**Task requirements**
Each entry that follows must be output without any deviation.
** Start of Supplied material **
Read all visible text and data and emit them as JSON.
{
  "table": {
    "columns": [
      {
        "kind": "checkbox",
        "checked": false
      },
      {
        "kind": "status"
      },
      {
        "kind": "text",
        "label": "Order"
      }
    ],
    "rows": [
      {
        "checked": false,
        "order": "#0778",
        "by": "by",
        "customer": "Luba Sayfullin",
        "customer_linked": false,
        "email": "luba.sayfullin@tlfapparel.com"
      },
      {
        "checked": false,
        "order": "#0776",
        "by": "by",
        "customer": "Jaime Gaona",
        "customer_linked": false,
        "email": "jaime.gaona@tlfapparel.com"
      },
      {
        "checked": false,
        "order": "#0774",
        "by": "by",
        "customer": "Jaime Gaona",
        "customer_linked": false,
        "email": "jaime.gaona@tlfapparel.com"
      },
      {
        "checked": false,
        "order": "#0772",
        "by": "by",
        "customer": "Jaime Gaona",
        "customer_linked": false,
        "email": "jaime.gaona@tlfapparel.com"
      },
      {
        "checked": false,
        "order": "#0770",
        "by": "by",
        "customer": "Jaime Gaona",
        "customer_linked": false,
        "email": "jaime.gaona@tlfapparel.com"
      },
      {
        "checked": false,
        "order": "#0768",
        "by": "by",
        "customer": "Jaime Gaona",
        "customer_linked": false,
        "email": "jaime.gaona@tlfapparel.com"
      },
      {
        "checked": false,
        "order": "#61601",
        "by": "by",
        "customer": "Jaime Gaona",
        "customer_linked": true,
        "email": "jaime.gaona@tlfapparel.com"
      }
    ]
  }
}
** End of Supplied material **
**Reply**
Read all visible text and data and emit them as JSON.
{
  "table": {
    "columns": [
      {
        "kind": "checkbox",
        "checked": false
      },
      {
        "kind": "status"
      },
      {
        "kind": "text",
        "label": "Order"
      }
    ],
    "rows": [
      {
        "checked": false,
        "order": "#0778",
        "by": "by",
        "customer": "Luba Sayfullin",
        "customer_linked": false,
        "email": "luba.sayfullin@tlfapparel.com"
      },
      {
        "checked": false,
        "order": "#0776",
        "by": "by",
        "customer": "Jaime Gaona",
        "customer_linked": false,
        "email": "jaime.gaona@tlfapparel.com"
      },
      {
        "checked": false,
        "order": "#0774",
        "by": "by",
        "customer": "Jaime Gaona",
        "customer_linked": false,
        "email": "jaime.gaona@tlfapparel.com"
      },
      {
        "checked": false,
        "order": "#0772",
        "by": "by",
        "customer": "Jaime Gaona",
        "customer_linked": false,
        "email": "jaime.gaona@tlfapparel.com"
      },
      {
        "checked": false,
        "order": "#0770",
        "by": "by",
        "customer": "Jaime Gaona",
        "customer_linked": false,
        "email": "jaime.gaona@tlfapparel.com"
      },
      {
        "checked": false,
        "order": "#0768",
        "by": "by",
        "customer": "Jaime Gaona",
        "customer_linked": false,
        "email": "jaime.gaona@tlfapparel.com"
      },
      {
        "checked": false,
        "order": "#61601",
        "by": "by",
        "customer": "Jaime Gaona",
        "customer_linked": true,
        "email": "jaime.gaona@tlfapparel.com"
      }
    ]
  }
}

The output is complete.